■ **Your tasks**:
1. In the passage on chromatography column sterility below, which materials are given as examples of what liquid chromatography removes from solution?
2. Rewrite as a short list the paragraph beginning "In response to this concern" in the passage on chromatography column sterility below.

■ **Extracted text**:
Liquid chromatography is one of the most powerful and commonly-used techniques available today for the separation of materials from solutions. Examples of materials removed from solution using liquid chromatography include proteins, viruses, nucleic acids, pyrogens, fine chemicals, food additives, drugs and the like. As can readily be appreciated, for many such applications, it is highly undesirable for any portion of the chromatography column to become colonized by and/or contaminated with microbes since such microbes may affect the purity of any material prepared using the column.
In response to this concern, rather elaborate steps have been taken in the past in an attempt to establish and maintain sterile conditions within chromatography columns. Such steps have included autoclaving and/or chemically sterilizing chromatography resins ex situ (this option being limited to those resins which are amenable to such forms of treatment), pre-sterilizing chromatography tubes and their associated parts by chemical, thermal and/or radiative means, packing chromatography resins into columns in environments of low germ concentration, and pre-sterilizing sample solutions and aseptically connecting them to the columns.
Despite the array of sterilization procedures mentioned above, the maintenance of sterile conditions in chromatography columns is difficult to achieve in practice because chromatography columns typically include one or more "dead spaces" wherein microbes have a tendency to become ensconced and which cannot readily be accessed in situ by washing the column with a suitable sterilization solution.

■ **Data shown**:
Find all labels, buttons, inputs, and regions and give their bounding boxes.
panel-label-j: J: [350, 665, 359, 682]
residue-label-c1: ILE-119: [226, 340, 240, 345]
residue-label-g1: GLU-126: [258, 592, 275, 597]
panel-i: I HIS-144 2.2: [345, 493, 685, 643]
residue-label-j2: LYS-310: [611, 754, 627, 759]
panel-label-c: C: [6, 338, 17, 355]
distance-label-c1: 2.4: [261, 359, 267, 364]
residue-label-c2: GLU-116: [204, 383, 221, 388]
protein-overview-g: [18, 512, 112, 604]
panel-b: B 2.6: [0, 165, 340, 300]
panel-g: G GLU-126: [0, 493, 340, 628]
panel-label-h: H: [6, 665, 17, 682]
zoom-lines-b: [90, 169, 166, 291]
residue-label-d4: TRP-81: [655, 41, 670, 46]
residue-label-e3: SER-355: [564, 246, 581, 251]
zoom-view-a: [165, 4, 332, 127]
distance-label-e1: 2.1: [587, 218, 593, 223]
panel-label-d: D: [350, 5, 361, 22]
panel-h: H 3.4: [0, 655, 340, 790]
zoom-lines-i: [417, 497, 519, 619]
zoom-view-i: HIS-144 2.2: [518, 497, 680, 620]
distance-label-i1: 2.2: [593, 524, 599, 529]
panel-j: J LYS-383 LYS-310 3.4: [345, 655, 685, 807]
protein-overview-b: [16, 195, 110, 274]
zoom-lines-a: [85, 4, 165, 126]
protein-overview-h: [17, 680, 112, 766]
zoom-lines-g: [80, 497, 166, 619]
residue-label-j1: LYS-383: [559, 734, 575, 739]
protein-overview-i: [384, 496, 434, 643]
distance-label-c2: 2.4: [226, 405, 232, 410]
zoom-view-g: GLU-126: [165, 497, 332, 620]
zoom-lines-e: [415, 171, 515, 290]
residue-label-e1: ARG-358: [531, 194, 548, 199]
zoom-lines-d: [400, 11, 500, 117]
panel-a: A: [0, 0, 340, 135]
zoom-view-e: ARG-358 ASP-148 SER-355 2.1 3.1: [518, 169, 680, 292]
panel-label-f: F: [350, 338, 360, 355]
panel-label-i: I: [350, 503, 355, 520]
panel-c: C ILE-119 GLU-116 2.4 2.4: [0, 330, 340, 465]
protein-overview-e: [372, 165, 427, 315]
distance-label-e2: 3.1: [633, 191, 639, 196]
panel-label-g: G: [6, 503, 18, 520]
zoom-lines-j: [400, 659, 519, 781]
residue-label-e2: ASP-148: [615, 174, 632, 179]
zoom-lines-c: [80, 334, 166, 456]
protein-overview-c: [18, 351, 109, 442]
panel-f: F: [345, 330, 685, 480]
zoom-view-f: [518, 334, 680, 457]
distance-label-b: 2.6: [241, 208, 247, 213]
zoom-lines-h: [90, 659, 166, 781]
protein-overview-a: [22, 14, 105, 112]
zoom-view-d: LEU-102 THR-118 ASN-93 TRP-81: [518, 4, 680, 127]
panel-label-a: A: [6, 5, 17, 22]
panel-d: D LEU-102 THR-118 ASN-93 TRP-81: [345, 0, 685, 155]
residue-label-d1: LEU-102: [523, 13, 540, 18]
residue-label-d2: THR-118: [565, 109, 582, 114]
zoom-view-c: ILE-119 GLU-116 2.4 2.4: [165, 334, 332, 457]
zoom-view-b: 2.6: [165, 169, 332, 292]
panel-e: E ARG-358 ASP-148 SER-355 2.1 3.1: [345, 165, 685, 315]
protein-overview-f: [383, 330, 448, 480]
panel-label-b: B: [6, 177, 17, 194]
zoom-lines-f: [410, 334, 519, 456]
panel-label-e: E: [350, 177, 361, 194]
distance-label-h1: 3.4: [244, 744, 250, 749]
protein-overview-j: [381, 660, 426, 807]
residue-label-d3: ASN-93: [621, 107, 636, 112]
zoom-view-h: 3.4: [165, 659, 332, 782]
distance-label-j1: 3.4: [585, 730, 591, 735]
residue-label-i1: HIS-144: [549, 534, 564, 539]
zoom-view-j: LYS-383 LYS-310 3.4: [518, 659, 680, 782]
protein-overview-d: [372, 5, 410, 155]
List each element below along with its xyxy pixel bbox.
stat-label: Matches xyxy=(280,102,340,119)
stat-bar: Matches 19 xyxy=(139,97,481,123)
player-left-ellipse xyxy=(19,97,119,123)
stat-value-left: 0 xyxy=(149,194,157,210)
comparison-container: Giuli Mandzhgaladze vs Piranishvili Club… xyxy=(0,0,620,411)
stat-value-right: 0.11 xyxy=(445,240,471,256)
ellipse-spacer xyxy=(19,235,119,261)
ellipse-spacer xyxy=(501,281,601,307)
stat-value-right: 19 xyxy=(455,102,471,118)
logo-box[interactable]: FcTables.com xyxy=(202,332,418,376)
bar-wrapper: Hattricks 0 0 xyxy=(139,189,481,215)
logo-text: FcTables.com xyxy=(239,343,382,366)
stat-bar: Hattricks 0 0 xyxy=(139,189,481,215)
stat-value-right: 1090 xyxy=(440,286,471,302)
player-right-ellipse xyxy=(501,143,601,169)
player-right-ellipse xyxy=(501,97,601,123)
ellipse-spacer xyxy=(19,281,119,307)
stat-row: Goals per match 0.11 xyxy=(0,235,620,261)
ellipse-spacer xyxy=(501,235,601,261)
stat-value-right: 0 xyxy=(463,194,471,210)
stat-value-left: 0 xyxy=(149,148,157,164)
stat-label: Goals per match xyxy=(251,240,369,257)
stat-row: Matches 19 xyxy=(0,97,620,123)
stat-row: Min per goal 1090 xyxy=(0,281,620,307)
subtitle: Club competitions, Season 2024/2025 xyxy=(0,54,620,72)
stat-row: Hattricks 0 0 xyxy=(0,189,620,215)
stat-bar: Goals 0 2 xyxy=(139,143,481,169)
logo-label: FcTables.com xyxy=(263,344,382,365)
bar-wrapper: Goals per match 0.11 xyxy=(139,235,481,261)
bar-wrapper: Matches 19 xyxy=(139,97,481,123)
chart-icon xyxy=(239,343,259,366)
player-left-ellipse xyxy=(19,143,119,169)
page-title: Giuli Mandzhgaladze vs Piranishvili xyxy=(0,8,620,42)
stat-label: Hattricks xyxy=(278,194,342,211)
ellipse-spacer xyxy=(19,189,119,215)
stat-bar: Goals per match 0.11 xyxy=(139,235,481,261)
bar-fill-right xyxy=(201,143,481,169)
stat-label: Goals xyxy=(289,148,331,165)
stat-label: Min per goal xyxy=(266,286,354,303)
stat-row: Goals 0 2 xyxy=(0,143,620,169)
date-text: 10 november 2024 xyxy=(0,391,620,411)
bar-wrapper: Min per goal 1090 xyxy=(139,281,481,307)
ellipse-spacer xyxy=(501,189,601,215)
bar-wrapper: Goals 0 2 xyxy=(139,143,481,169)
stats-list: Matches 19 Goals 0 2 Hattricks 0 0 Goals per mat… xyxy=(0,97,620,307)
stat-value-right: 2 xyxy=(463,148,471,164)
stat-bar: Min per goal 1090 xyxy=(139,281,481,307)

■ **Answer set**:
1.
- Proteins
- Viruses
- Nucleic acids
- Pyrogens
- Fine chemicals
- Food additives
- Drugs

2.
Past steps to establish and maintain sterile conditions in chromatography columns:
- Autoclaving and/or chemically sterilizing resins ex situ (only for resins that tolerate such treatment)
- Pre-sterilizing tubes and associated parts by chemical, thermal and/or radiative means
- Packing resins into columns in environments of low germ concentration
- Pre-sterilizing sample solutions and connecting them aseptically to the columns